**Texto extraído:**
********
Regreso con gloria de Santiago Cañón | El Nuevo Siglo
foto cortesía Orquesta Filarmónica de Bogotá
Domingo, 28 de Marzo de 2021
Emilio Sanmiguel

Paradójico. Sí, paradójico. Paradójico que en un país como Colombia, que sufre la obsesión de ser reconocido y aceptado por fuera, unos corran con suerte y otros no. Hablo de la música. No de la popular, o como se diga, sino de la bien o mal llamada clásica.

En el pasado sólo tuvo suerte Rafael Puyana, el clavicembalista, porque fue un fenómeno tan internacional que pasarlo inadvertido resultaba imposible. Gracias a eso, pudo darse el lujo de que sus presentaciones tuvieran siempre la total acogida del público y, tocara donde tocara, la boletería se agotaba. Así como llenaba con facilidad la acogedora Luis Ángel Arango en el Auditorio León de Greiff los estudiantes terminaban apostados sobre el piso del escenario rodeando el frágil clavicémbalo del maestro.
********
**Tu tarea:**
Prosigue el texto sobre el regreso de Santiago Cañón a partir de su última oración.
********
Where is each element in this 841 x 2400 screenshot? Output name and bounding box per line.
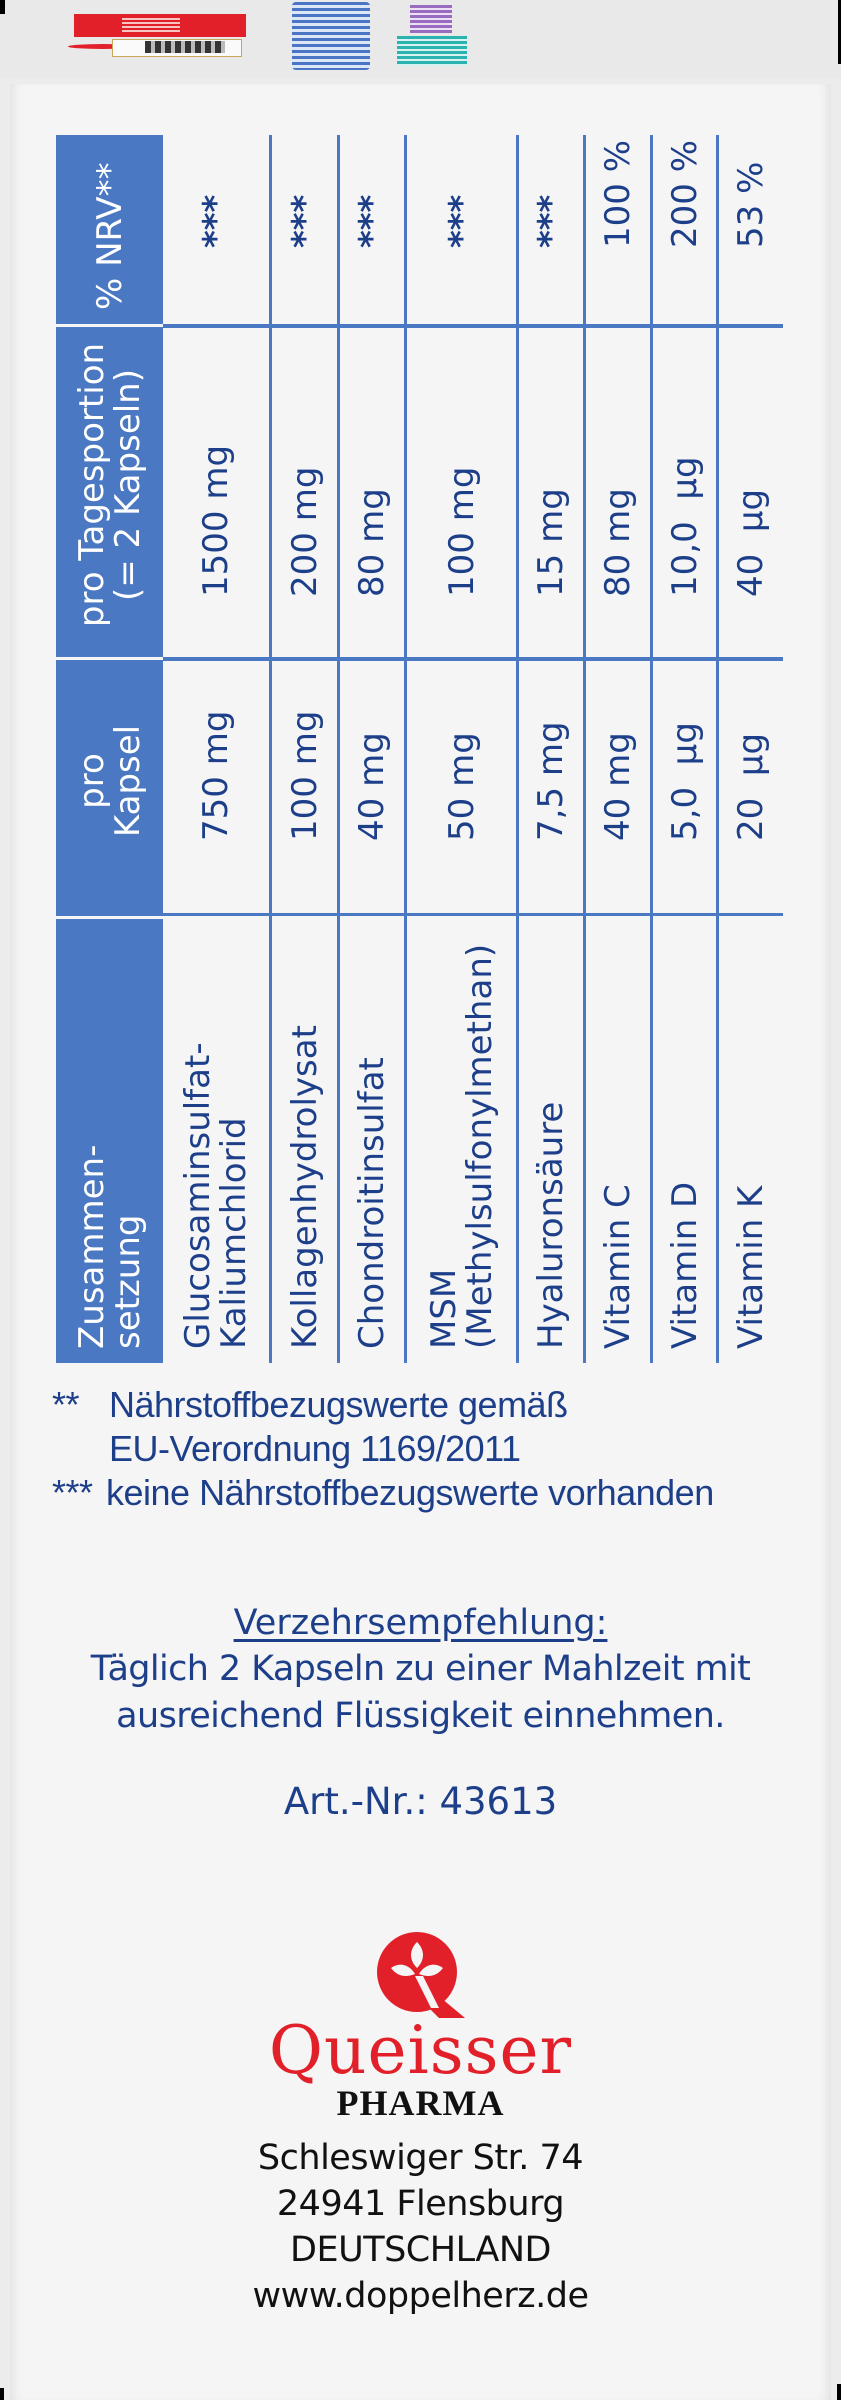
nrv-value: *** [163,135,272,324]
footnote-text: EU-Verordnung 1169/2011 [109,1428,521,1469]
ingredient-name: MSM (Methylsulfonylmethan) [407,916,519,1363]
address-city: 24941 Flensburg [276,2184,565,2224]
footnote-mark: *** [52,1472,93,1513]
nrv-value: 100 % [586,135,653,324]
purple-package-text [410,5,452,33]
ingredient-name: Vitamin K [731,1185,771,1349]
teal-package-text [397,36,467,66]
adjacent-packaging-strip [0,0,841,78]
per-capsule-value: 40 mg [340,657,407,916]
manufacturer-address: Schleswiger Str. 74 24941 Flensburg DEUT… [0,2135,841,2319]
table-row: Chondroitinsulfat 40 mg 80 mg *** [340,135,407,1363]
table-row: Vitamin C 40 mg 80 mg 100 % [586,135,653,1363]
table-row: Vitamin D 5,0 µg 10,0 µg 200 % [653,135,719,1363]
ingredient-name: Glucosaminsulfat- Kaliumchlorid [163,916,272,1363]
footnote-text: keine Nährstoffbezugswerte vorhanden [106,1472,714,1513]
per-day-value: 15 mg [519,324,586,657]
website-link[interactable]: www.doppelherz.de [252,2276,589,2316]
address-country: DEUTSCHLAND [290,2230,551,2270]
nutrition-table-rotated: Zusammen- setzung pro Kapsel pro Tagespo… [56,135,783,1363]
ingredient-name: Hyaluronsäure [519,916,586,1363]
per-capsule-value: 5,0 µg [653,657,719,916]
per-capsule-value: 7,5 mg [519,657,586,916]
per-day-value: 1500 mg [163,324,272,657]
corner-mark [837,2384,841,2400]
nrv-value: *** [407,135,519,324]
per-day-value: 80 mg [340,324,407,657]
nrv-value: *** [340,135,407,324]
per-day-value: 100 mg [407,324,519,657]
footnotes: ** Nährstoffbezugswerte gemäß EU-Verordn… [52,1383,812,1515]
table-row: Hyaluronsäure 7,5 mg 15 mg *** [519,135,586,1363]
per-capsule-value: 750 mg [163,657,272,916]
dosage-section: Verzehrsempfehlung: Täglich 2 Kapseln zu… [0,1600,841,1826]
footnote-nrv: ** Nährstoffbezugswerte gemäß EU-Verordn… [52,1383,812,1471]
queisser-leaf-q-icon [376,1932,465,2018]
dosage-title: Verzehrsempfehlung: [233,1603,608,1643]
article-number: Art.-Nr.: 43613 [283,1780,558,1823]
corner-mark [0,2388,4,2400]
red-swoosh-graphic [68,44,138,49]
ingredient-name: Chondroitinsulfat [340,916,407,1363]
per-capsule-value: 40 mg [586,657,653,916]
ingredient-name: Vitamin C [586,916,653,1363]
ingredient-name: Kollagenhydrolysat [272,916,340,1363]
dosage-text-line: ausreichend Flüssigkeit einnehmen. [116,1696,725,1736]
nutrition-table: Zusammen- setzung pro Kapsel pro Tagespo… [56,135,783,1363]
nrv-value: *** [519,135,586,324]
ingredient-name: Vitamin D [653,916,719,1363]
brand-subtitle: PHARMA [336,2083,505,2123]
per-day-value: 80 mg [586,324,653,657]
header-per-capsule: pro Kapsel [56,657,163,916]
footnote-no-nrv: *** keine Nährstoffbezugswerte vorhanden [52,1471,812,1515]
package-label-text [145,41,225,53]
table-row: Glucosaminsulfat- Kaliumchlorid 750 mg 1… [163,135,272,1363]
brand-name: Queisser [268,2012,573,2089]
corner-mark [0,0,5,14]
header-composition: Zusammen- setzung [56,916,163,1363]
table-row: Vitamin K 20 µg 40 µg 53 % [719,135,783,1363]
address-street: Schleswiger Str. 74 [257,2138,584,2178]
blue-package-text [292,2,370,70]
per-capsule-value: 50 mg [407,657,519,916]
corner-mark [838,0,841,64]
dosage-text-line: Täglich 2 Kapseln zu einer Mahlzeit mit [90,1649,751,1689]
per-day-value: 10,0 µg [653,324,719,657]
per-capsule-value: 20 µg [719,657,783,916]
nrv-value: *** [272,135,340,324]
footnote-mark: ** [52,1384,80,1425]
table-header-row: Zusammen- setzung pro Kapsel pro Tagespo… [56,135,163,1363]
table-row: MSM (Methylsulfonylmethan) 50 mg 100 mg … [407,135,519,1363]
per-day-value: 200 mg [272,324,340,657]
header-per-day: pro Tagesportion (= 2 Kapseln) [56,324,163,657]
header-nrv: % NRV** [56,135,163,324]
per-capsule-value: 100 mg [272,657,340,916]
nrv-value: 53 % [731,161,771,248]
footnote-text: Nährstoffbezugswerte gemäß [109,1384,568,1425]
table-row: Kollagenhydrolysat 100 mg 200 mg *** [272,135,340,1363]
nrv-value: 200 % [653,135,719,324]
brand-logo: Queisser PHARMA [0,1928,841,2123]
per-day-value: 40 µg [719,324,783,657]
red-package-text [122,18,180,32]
********
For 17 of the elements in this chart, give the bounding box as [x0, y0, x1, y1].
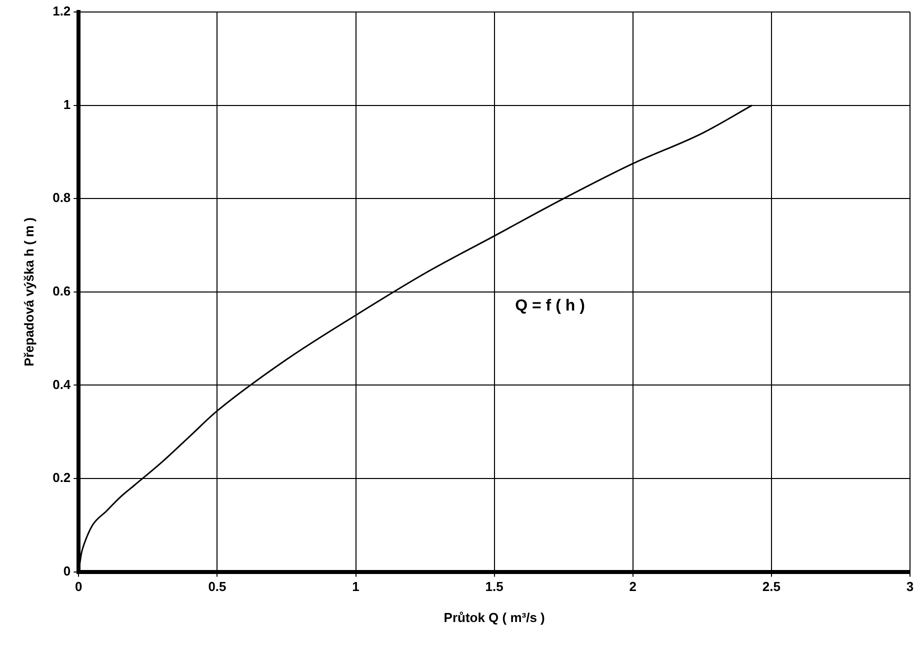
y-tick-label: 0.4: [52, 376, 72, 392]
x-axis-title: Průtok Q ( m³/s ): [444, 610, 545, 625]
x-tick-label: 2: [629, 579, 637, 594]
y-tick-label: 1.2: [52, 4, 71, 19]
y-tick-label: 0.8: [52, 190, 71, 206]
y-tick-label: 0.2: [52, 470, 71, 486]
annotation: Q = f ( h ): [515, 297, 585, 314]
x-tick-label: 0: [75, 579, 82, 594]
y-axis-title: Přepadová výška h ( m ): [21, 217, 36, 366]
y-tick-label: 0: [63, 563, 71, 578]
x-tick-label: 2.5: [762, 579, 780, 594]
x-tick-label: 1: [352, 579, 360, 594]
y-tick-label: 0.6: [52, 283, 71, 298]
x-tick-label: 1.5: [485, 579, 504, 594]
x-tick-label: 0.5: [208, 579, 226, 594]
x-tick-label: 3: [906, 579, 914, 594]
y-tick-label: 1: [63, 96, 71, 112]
********
**Resultado del ejercicio:**
Algunas voces líricas de fin del siglo pasado tuvieron un éxito tan desmesurado en los medios locales, que sinceramente el país creyó que por fin le había entregado una nueva Callas a la Scala de Milán y que éramos reconocidos en los templos de la ópera. No fue así. Pero eso no le hizo mal a nadie; sí eran voces meritorias, algunas preciosas y hasta increíblemente talentosas.

Porque para alcanzar la cima en el mundo internacional de la música se necesita que todas las estrellas estén alineadas. Y eso es muy difícil.

El caso de Santiago Cañón

A Santiago Cañón, el violonchelista nacido en Bogotá el 9 de mayo de 1995, le ocurrió que casi todo estuvo de su parte.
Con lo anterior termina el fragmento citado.